Wszystko zaczęło się w piątek 9 sierpnia około południa kiedy to postanowiliśmy we trzech pójść na krótki spacer. My czyli ja i Starsi Panowie Dwaj. (Kto nie wie o kim mowa niech przejrzy nazwy drużyn na Rzeźniku Anno Domini 2012 i 2013). Wyszliśmy z Rajczy w kierunku Nickuliny w jakiś czterdziestu stopniach Celsjusza i doszliśmy do szlaku który był fragmentem trasy zimowego biegu Wilcze Gronie, który biegłem w styczniu w śniegu po kolana. Poszliśmy więc w górę i po chwili przerwanej zeżarciem paru kilo jeżyn doszliśmy na grań. Stamtąd postanowiliśmy pójść po śladzie Wilczych Groni….i prawie się udało. Niestety norweska strona meteo YR.NO zapowiadała potężne burze w rejonie Rajczy od 14:00. Była mniej więcej 13:00 kiedy zobaczyliśmy czarne niebo od południa. Nasz spacer przerodził się w bieg granią będący ucieczką przed nadchodzącym niebezpieczeństwem. Zbieg z grani stokiem narciarskim dostarczył podobnych wrażeń jak w styczniu, z tym że tym razem nie było śniegu. 100 metrów przed naszą kwaterą dopadły nas krople o średnicy kilku centymetrów. Była 14:05. CHA! Norwedzy się pomylili….o 5 minut. I tak to właśnie nie zrobiliśmy planowego truchtania przedstartowego. Zamiast niego było nieplanowane spylanie przed burzą.
Następne 12 godzin było do przewidzenia: burza, pioruny, deszcz nawalny, super burza, zajebiste pioruny, ulewa, gradobicie, burza, deszcz….no coś w tym stylu. Ogólnie spać było trudno ale biegacz potrafi. Choćby godzinę, choćby na raty….

• [Co zrobić]
[A] Przepisz fragment relacji o ucieczce przed burzą, zaczynając od „Następne 12 godzin” i kończąc na „choćby na raty….”, z wyrazem „pioruny” zastąpionym przez „błyskawice”.
[B] Streść relację o ucieczce przed burzą w dwóch zdaniach.
Wpisy stanowią odrębny materiał, niezwiązany z relacją.

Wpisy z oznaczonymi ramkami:
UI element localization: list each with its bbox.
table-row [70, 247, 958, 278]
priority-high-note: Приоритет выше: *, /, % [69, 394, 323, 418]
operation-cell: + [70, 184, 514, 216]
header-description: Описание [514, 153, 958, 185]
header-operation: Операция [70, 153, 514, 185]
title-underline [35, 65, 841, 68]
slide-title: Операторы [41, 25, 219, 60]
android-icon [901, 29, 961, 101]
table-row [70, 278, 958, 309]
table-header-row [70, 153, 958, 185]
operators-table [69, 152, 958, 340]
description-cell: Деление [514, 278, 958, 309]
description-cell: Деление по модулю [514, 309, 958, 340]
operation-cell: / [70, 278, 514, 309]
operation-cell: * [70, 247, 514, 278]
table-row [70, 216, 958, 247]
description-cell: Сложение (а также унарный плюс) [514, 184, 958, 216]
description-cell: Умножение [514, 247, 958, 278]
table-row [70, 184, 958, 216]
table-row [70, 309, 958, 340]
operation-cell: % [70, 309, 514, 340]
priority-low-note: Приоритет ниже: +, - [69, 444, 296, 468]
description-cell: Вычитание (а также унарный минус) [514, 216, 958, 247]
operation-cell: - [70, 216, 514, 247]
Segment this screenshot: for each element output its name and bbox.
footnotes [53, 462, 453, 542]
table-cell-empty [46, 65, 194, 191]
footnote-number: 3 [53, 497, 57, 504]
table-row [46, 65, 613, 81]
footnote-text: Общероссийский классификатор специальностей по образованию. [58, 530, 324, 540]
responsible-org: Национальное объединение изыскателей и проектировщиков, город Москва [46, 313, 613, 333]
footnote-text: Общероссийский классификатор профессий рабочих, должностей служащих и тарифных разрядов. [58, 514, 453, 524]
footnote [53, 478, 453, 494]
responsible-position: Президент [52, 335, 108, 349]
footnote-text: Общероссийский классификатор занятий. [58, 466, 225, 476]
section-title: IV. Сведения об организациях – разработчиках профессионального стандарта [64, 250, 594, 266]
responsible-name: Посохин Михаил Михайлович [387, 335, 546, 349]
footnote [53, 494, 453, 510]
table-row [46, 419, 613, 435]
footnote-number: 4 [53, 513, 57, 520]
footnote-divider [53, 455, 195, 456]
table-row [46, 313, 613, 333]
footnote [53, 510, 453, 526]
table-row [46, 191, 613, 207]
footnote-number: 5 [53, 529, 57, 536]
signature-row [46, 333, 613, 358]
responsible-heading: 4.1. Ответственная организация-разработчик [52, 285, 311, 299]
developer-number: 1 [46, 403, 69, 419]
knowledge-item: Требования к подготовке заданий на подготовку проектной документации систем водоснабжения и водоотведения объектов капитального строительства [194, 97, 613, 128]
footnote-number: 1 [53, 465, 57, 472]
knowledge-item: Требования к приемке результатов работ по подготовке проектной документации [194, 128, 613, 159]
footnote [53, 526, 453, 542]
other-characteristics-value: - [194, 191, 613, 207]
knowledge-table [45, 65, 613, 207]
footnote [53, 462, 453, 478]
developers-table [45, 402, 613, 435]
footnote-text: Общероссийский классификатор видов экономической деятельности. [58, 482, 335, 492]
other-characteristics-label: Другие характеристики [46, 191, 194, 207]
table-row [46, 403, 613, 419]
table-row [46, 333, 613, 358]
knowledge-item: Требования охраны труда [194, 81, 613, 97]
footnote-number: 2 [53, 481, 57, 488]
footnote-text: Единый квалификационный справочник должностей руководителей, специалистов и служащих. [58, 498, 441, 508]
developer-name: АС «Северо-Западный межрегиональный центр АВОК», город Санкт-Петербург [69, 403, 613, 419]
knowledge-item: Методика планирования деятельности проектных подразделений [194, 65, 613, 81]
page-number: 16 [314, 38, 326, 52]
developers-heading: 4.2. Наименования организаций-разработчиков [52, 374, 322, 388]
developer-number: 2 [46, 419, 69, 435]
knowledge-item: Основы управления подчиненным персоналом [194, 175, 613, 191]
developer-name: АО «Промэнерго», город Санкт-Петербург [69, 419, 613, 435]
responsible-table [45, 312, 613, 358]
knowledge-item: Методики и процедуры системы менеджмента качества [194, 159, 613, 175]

• [Wyniki końcowe]
[A]
Następne 12 godzin było do przewidzenia: burza, błyskawice, deszcz nawalny, super burza, zajebiste błyskawice, ulewa, gradobicie, burza, deszcz….no coś w tym stylu. Ogólnie spać było trudno ale biegacz potrafi. Choćby godzinę, choćby na raty….

[B] W piątek 9 sierpnia autor i Starsi Panowie Dwaj wyszli z Rajczy na spacer, który zamienił się w ucieczkę przed burzą granią i stokiem narciarskim, a wielkie krople dopadły ich 100 metrów przed kwaterą o 14:05. Przez następne 12 godzin trwały burze, pioruny, ulewy i gradobicie, więc spać było trudno.